[START Materials provided]
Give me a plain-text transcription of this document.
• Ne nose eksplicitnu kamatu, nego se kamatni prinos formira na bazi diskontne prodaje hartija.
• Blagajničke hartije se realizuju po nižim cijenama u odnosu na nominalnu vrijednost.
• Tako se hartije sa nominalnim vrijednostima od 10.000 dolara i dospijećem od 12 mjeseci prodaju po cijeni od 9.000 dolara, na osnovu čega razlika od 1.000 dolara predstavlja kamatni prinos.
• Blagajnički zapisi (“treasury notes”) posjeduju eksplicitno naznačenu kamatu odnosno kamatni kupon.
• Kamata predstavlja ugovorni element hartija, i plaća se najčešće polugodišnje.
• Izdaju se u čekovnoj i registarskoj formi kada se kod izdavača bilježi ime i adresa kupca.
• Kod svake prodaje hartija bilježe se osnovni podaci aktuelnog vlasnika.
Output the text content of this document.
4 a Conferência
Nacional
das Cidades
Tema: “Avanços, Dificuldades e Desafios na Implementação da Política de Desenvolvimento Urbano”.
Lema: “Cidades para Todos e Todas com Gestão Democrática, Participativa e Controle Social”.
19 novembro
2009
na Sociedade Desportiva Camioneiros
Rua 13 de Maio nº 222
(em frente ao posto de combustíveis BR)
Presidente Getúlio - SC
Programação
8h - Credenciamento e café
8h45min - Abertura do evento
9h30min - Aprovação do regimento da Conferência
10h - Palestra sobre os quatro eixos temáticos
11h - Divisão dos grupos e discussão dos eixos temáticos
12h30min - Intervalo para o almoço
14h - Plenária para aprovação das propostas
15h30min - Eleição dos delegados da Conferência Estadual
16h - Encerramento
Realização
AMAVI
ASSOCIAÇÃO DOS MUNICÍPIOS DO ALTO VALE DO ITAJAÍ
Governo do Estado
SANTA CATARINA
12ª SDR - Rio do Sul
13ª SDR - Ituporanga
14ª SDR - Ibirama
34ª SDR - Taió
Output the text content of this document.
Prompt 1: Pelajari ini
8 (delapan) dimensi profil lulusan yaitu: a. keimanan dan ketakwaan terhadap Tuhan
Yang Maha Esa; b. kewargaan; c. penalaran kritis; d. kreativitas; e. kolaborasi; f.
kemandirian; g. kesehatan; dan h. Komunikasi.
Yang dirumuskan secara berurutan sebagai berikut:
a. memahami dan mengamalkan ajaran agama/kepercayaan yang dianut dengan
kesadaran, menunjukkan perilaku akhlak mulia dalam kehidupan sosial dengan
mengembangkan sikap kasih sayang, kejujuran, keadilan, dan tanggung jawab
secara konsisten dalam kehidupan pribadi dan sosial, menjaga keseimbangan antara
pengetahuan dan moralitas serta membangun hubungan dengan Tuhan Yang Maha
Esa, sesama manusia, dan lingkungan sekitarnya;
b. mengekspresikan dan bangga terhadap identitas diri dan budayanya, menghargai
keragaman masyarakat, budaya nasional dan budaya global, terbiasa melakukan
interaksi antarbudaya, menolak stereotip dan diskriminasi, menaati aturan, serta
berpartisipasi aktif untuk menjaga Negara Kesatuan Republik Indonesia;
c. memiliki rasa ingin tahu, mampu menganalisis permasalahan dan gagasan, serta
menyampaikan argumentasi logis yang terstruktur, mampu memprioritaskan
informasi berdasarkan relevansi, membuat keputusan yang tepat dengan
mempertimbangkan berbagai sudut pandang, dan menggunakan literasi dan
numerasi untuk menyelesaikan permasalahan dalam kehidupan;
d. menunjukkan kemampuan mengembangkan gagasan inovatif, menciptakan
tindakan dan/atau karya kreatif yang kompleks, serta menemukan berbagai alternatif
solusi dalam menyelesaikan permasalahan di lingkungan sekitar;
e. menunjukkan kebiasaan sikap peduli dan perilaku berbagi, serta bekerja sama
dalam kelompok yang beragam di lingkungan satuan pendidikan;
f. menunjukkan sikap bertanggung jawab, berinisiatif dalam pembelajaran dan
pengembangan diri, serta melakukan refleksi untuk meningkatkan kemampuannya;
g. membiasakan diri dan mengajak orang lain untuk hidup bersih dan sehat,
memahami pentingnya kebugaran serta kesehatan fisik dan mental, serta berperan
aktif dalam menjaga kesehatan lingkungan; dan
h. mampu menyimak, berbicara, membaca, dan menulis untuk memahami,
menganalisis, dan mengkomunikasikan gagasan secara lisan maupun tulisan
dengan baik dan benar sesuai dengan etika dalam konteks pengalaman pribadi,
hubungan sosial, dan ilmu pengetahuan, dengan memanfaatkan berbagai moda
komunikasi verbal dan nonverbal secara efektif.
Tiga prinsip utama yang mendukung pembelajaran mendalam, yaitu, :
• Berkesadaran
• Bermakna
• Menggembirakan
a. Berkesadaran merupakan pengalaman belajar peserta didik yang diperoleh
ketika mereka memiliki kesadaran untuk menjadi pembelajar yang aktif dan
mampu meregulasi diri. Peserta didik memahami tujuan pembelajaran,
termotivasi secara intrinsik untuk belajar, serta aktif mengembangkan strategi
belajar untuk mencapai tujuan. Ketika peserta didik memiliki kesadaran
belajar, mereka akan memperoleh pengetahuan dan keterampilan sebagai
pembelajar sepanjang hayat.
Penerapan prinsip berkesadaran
[END Materials provided]
§ **Written request**
From the records above, extract every line exactly as it stands.

§ **Task response**
Give me a plain-text transcription of this document.
• Ne nose eksplicitnu kamatu, nego se kamatni prinos formira na bazi diskontne prodaje hartija.
• Blagajničke hartije se realizuju po nižim cijenama u odnosu na nominalnu vrijednost.
• Tako se hartije sa nominalnim vrijednostima od 10.000 dolara i dospijećem od 12 mjeseci prodaju po cijeni od 9.000 dolara, na osnovu čega razlika od 1.000 dolara predstavlja kamatni prinos.
• Blagajnički zapisi (“treasury notes”) posjeduju eksplicitno naznačenu kamatu odnosno kamatni kupon.
• Kamata predstavlja ugovorni element hartija, i plaća se najčešće polugodišnje.
• Izdaju se u čekovnoj i registarskoj formi kada se kod izdavača bilježi ime i adresa kupca.
• Kod svake prodaje hartija bilježe se osnovni podaci aktuelnog vlasnika.
Output the text content of this document.
4 a Conferência
Nacional
das Cidades
Tema: “Avanços, Dificuldades e Desafios na Implementação da Política de Desenvolvimento Urbano”.
Lema: “Cidades para Todos e Todas com Gestão Democrática, Participativa e Controle Social”.
19 novembro
2009
na Sociedade Desportiva Camioneiros
Rua 13 de Maio nº 222
(em frente ao posto de combustíveis BR)
Presidente Getúlio - SC
Programação
8h - Credenciamento e café
8h45min - Abertura do evento
9h30min - Aprovação do regimento da Conferência
10h - Palestra sobre os quatro eixos temáticos
11h - Divisão dos grupos e discussão dos eixos temáticos
12h30min - Intervalo para o almoço
14h - Plenária para aprovação das propostas
15h30min - Eleição dos delegados da Conferência Estadual
16h - Encerramento
Realização
AMAVI
ASSOCIAÇÃO DOS MUNICÍPIOS DO ALTO VALE DO ITAJAÍ
Governo do Estado
SANTA CATARINA
12ª SDR - Rio do Sul
13ª SDR - Ituporanga
14ª SDR - Ibirama
34ª SDR - Taió
Output the text content of this document.
Prompt 1: Pelajari ini
8 (delapan) dimensi profil lulusan yaitu: a. keimanan dan ketakwaan terhadap Tuhan
Yang Maha Esa; b. kewargaan; c. penalaran kritis; d. kreativitas; e. kolaborasi; f.
kemandirian; g. kesehatan; dan h. Komunikasi.
Yang dirumuskan secara berurutan sebagai berikut:
a. memahami dan mengamalkan ajaran agama/kepercayaan yang dianut dengan
kesadaran, menunjukkan perilaku akhlak mulia dalam kehidupan sosial dengan
mengembangkan sikap kasih sayang, kejujuran, keadilan, dan tanggung jawab
secara konsisten dalam kehidupan pribadi dan sosial, menjaga keseimbangan antara
pengetahuan dan moralitas serta membangun hubungan dengan Tuhan Yang Maha
Esa, sesama manusia, dan lingkungan sekitarnya;
b. mengekspresikan dan bangga terhadap identitas diri dan budayanya, menghargai
keragaman masyarakat, budaya nasional dan budaya global, terbiasa melakukan
interaksi antarbudaya, menolak stereotip dan diskriminasi, menaati aturan, serta
berpartisipasi aktif untuk menjaga Negara Kesatuan Republik Indonesia;
c. memiliki rasa ingin tahu, mampu menganalisis permasalahan dan gagasan, serta
menyampaikan argumentasi logis yang terstruktur, mampu memprioritaskan
informasi berdasarkan relevansi, membuat keputusan yang tepat dengan
mempertimbangkan berbagai sudut pandang, dan menggunakan literasi dan
numerasi untuk menyelesaikan permasalahan dalam kehidupan;
d. menunjukkan kemampuan mengembangkan gagasan inovatif, menciptakan
tindakan dan/atau karya kreatif yang kompleks, serta menemukan berbagai alternatif
solusi dalam menyelesaikan permasalahan di lingkungan sekitar;
e. menunjukkan kebiasaan sikap peduli dan perilaku berbagi, serta bekerja sama
dalam kelompok yang beragam di lingkungan satuan pendidikan;
f. menunjukkan sikap bertanggung jawab, berinisiatif dalam pembelajaran dan
pengembangan diri, serta melakukan refleksi untuk meningkatkan kemampuannya;
g. membiasakan diri dan mengajak orang lain untuk hidup bersih dan sehat,
memahami pentingnya kebugaran serta kesehatan fisik dan mental, serta berperan
aktif dalam menjaga kesehatan lingkungan; dan
h. mampu menyimak, berbicara, membaca, dan menulis untuk memahami,
menganalisis, dan mengkomunikasikan gagasan secara lisan maupun tulisan
dengan baik dan benar sesuai dengan etika dalam konteks pengalaman pribadi,
hubungan sosial, dan ilmu pengetahuan, dengan memanfaatkan berbagai moda
komunikasi verbal dan nonverbal secara efektif.
Tiga prinsip utama yang mendukung pembelajaran mendalam, yaitu, :
• Berkesadaran
• Bermakna
• Menggembirakan
a. Berkesadaran merupakan pengalaman belajar peserta didik yang diperoleh
ketika mereka memiliki kesadaran untuk menjadi pembelajar yang aktif dan
mampu meregulasi diri. Peserta didik memahami tujuan pembelajaran,
termotivasi secara intrinsik untuk belajar, serta aktif mengembangkan strategi
belajar untuk mencapai tujuan. Ketika peserta didik memiliki kesadaran
belajar, mereka akan memperoleh pengetahuan dan keterampilan sebagai
pembelajar sepanjang hayat.
Penerapan prinsip berkesadaran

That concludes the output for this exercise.